Below is a block of data; give all of it again word for word.

###

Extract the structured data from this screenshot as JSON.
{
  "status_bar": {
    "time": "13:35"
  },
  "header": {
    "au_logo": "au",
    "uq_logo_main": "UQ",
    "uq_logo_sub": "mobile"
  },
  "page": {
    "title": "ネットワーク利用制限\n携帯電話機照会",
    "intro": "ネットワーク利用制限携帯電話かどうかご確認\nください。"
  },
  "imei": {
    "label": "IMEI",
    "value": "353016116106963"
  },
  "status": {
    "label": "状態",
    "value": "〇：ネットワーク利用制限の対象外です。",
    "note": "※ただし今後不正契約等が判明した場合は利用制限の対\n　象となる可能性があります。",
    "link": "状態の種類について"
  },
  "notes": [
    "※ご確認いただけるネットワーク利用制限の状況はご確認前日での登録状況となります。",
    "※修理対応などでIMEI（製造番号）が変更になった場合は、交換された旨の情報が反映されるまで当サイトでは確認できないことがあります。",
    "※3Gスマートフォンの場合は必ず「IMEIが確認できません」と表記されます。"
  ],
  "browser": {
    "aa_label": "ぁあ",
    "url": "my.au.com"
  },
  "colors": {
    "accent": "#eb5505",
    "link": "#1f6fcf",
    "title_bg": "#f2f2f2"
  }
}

###

§ EXERCISE RESULT
Extract the structured data from this screenshot as JSON.
{
  "status_bar": {
    "time": "13:35"
  },
  "header": {
    "au_logo": "au",
    "uq_logo_main": "UQ",
    "uq_logo_sub": "mobile"
  },
  "page": {
    "title": "ネットワーク利用制限\n携帯電話機照会",
    "intro": "ネットワーク利用制限携帯電話かどうかご確認\nください。"
  },
  "imei": {
    "label": "IMEI",
    "value": "353016116106963"
  },
  "status": {
    "label": "状態",
    "value": "〇：ネットワーク利用制限の対象外です。",
    "note": "※ただし今後不正契約等が判明した場合は利用制限の対\n　象となる可能性があります。",
    "link": "状態の種類について"
  },
  "notes": [
    "※ご確認いただけるネットワーク利用制限の状況はご確認前日での登録状況となります。",
    "※修理対応などでIMEI（製造番号）が変更になった場合は、交換された旨の情報が反映されるまで当サイトでは確認できないことがあります。",
    "※3Gスマートフォンの場合は必ず「IMEIが確認できません」と表記されます。"
  ],
  "browser": {
    "aa_label": "ぁあ",
    "url": "my.au.com"
  },
  "colors": {
    "accent": "#eb5505",
    "link": "#1f6fcf",
    "title_bg": "#f2f2f2"
  }
}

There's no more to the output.